• **TASK DETAILS**:
Scan the material and copy every line in which "window" appears.

(Dataset entries)
┌──
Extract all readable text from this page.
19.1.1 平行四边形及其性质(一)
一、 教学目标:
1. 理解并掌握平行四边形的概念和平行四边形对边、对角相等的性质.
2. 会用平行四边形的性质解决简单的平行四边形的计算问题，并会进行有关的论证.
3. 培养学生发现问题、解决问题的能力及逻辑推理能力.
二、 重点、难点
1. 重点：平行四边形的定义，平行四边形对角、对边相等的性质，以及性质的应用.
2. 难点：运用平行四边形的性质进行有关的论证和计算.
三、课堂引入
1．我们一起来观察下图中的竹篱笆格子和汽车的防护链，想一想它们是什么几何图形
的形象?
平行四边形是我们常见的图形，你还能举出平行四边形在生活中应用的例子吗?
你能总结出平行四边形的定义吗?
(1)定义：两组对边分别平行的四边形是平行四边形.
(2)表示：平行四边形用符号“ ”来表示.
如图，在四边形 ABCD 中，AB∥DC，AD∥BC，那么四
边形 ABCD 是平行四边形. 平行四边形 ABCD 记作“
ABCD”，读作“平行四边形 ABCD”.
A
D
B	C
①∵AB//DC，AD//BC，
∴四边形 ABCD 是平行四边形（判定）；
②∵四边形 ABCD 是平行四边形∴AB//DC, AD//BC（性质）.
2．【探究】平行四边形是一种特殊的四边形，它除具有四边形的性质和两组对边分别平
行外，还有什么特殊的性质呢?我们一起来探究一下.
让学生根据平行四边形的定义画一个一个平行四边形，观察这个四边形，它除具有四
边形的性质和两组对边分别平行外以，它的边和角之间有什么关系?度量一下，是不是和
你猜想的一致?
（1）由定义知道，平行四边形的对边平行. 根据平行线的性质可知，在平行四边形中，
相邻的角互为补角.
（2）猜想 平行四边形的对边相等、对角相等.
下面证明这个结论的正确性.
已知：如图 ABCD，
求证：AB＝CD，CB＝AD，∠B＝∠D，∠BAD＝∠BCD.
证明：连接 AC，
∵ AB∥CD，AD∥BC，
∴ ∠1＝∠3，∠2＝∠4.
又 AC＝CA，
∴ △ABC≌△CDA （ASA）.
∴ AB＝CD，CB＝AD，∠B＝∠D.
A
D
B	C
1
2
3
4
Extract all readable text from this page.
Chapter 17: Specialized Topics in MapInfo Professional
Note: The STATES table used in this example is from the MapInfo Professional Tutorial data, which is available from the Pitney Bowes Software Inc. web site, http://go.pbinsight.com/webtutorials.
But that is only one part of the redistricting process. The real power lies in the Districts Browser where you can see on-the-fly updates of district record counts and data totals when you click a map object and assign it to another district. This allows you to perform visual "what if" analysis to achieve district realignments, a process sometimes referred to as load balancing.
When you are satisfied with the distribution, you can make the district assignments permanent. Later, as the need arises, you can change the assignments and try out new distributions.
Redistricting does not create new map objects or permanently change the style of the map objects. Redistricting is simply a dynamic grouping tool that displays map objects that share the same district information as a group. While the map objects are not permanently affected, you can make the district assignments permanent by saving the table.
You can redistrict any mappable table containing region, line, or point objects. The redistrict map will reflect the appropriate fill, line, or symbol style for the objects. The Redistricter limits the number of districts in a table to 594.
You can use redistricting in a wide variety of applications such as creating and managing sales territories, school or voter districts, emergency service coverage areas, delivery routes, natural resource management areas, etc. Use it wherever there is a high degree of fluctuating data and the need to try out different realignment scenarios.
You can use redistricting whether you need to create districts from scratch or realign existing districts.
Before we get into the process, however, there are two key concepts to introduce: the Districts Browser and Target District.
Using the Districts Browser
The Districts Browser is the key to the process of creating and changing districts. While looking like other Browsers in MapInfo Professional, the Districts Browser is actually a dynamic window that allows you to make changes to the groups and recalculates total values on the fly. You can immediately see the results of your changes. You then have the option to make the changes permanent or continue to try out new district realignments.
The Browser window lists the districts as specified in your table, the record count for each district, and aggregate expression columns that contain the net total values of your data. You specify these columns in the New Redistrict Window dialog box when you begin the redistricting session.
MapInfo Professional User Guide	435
└──
• **COMPLETE ANSWER**:
The Districts Browser is the key to the process of creating and changing districts. While looking like other Browsers in MapInfo Professional, the Districts Browser is actually a dynamic window that allows you to make changes to the groups and recalculates total values on the fly. You can immediately see the results of your changes. You then have the option to make the changes permanent or continue to try out new district realignments.
The Browser window lists the districts as specified in your table, the record count for each district, and aggregate expression columns that contain the net total values of your data. You specify these columns in the New Redistrict Window dialog box when you begin the redistricting session.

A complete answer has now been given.